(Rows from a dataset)
================

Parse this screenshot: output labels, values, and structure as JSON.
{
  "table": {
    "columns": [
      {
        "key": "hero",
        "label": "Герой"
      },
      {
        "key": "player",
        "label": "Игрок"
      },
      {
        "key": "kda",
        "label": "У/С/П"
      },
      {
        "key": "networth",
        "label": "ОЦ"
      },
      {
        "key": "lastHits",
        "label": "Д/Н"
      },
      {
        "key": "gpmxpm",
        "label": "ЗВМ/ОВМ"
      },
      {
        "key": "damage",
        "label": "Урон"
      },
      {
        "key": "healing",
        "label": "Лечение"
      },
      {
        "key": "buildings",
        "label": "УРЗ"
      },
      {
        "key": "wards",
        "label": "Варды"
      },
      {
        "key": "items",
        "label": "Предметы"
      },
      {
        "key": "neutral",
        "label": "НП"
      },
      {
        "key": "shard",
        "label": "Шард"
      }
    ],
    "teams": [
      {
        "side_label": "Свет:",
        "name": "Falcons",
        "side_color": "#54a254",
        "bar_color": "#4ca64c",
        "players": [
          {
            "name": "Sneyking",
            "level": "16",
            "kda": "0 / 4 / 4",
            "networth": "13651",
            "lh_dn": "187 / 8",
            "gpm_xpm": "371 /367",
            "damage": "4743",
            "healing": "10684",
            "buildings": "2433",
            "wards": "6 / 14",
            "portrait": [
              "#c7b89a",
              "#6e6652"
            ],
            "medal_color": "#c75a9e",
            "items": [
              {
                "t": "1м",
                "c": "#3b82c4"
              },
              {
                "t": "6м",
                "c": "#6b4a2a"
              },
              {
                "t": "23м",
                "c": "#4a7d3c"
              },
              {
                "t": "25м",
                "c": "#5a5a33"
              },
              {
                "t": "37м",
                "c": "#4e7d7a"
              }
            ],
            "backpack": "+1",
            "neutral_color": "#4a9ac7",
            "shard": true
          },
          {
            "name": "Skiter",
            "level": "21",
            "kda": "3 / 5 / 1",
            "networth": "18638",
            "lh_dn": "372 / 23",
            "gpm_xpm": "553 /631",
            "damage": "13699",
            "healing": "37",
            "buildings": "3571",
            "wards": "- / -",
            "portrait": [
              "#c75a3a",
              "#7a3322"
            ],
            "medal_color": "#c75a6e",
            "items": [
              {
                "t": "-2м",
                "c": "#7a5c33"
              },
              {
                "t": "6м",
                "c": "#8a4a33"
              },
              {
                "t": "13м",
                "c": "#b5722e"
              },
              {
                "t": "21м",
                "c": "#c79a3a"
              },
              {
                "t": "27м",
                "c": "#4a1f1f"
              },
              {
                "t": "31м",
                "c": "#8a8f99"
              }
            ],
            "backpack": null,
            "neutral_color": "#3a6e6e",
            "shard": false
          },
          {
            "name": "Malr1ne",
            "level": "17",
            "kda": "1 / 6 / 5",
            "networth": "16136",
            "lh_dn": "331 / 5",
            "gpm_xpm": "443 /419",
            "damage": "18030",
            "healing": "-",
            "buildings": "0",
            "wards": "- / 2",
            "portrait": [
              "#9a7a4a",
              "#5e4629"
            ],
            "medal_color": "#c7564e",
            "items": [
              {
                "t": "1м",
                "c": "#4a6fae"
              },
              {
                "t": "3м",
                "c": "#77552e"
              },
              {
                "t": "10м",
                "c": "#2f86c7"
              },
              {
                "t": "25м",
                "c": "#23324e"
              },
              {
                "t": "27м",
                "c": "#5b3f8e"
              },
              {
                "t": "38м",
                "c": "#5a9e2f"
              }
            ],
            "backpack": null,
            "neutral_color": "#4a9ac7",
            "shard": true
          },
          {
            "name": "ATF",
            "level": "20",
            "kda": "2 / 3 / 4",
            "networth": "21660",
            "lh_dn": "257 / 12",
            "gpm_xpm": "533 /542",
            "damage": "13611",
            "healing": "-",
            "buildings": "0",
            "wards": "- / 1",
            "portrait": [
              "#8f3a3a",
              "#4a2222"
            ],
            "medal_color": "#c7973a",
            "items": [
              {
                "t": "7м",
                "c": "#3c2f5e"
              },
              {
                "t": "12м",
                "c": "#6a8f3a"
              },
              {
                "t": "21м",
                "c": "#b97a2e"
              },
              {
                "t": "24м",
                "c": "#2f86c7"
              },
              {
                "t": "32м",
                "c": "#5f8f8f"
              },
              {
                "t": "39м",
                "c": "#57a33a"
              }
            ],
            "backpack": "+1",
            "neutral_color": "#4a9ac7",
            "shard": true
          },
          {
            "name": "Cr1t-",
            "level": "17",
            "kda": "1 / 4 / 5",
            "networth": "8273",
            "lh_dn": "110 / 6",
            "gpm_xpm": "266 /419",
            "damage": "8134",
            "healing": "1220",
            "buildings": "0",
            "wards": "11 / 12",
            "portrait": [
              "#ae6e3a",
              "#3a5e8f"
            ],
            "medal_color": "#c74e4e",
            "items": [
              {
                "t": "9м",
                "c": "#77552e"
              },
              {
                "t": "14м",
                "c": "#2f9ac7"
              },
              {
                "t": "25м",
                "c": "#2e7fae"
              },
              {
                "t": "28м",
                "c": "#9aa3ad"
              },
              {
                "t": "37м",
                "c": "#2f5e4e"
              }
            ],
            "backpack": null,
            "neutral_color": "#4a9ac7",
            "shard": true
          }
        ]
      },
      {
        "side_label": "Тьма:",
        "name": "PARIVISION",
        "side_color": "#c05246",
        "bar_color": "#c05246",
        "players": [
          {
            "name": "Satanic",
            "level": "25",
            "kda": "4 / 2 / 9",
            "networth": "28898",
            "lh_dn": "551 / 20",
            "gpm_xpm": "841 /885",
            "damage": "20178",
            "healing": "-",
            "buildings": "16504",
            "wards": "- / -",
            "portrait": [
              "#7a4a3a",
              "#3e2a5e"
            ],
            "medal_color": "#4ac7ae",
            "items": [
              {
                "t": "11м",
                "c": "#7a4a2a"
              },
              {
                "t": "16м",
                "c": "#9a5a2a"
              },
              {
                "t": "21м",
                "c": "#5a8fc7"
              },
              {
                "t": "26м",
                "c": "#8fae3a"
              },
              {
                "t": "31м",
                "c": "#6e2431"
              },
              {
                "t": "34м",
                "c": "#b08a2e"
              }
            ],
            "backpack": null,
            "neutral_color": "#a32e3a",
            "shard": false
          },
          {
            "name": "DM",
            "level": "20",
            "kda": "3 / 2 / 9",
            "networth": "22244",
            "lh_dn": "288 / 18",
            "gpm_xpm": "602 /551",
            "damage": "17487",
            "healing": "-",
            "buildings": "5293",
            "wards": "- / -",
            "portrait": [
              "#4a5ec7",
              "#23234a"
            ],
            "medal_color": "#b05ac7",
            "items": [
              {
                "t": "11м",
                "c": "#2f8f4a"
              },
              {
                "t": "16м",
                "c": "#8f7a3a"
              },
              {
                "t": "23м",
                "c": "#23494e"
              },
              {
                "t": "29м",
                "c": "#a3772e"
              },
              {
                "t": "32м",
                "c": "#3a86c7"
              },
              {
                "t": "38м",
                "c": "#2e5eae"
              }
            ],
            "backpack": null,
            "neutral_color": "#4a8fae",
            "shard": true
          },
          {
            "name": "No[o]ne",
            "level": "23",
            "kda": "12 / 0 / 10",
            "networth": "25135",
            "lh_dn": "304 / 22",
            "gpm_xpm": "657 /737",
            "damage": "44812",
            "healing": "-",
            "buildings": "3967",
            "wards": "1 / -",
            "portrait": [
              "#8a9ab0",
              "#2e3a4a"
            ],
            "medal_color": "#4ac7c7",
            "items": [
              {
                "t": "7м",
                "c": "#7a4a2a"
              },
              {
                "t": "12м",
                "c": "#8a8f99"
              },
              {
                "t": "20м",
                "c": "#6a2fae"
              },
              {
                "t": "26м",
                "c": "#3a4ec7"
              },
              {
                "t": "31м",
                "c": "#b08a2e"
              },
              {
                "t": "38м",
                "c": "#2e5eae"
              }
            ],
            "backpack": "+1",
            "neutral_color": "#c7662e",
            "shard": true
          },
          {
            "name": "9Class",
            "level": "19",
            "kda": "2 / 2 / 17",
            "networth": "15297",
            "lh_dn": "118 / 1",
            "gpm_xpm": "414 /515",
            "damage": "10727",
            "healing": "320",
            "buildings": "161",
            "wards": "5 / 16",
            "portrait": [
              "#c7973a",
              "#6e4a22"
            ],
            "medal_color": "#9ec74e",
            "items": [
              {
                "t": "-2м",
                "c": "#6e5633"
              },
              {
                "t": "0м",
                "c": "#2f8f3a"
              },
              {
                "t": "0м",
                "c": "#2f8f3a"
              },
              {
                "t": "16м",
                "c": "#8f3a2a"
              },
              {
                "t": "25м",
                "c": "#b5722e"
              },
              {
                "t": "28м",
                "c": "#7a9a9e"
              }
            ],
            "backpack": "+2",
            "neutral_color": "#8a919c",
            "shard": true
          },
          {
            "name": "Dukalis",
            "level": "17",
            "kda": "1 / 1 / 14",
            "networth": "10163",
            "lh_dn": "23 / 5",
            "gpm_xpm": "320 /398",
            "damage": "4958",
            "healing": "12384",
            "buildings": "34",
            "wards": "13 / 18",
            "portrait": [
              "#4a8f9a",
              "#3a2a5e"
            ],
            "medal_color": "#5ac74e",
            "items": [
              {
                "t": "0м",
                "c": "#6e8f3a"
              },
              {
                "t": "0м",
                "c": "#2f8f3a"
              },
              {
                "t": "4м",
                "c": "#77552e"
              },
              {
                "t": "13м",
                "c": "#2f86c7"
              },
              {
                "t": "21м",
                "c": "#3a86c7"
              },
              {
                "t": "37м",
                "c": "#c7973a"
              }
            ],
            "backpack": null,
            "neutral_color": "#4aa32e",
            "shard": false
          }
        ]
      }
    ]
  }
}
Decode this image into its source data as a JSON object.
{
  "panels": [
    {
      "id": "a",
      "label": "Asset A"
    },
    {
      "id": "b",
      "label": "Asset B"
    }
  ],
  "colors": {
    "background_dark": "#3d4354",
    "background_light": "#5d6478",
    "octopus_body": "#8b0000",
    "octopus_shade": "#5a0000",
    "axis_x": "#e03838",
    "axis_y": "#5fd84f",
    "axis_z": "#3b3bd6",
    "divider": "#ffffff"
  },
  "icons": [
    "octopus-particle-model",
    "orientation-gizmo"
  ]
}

================

Quote verbatim the line containing "Decode this image" and every line after it through the end of the records above.

• PROBLEM SOLUTION
Decode this image into its source data as a JSON object.
{
  "panels": [
    {
      "id": "a",
      "label": "Asset A"
    },
    {
      "id": "b",
      "label": "Asset B"
    }
  ],
  "colors": {
    "background_dark": "#3d4354",
    "background_light": "#5d6478",
    "octopus_body": "#8b0000",
    "octopus_shade": "#5a0000",
    "axis_x": "#e03838",
    "axis_y": "#5fd84f",
    "axis_z": "#3b3bd6",
    "divider": "#ffffff"
  },
  "icons": [
    "octopus-particle-model",
    "orientation-gizmo"
  ]
}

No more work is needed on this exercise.